EXERCISE AIM |
In the entries below, identify every line with the string "text" and copy it.

Collection entries:
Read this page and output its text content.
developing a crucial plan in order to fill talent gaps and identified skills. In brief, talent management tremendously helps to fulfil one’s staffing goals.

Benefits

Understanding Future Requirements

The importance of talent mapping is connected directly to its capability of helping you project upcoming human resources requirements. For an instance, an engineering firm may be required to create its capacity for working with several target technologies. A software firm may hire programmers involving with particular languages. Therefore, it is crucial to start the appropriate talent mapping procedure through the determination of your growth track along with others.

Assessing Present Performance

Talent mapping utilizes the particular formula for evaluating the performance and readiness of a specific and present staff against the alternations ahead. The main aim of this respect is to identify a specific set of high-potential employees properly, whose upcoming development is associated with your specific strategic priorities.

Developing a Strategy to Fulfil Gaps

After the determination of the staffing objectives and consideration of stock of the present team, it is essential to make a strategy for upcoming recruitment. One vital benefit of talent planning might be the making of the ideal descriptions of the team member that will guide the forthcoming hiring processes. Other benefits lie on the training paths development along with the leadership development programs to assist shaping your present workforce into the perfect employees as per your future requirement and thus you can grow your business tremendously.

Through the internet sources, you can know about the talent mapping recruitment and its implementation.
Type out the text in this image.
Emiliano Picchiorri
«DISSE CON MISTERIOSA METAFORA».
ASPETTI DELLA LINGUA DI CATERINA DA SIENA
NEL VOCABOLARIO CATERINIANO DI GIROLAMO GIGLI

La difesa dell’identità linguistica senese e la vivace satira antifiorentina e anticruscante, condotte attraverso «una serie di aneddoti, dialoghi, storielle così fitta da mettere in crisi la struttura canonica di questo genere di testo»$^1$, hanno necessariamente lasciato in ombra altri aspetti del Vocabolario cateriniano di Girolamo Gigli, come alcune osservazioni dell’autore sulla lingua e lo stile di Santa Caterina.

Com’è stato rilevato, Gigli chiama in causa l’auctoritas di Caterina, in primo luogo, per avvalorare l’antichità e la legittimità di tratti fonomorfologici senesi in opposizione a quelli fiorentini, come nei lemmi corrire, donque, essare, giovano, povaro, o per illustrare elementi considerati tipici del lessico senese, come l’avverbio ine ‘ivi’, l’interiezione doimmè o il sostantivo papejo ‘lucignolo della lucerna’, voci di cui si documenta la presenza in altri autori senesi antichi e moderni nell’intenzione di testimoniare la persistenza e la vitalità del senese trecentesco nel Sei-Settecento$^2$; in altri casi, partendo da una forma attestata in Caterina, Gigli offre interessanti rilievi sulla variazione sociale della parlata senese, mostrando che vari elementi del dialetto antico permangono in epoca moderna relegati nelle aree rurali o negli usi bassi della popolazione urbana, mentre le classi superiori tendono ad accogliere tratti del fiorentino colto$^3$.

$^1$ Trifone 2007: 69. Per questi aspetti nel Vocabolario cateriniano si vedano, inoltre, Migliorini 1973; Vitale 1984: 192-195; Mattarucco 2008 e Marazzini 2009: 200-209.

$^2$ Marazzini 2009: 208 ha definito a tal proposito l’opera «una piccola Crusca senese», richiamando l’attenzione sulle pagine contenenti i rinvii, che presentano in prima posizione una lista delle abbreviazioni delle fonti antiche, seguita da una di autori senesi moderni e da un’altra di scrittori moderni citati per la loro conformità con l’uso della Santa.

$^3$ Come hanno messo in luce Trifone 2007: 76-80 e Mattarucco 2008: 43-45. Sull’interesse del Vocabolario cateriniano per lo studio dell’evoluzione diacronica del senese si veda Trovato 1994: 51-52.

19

REPLY TO THE EXERCISE |
Read this page and output its text content.
Type out the text in this image.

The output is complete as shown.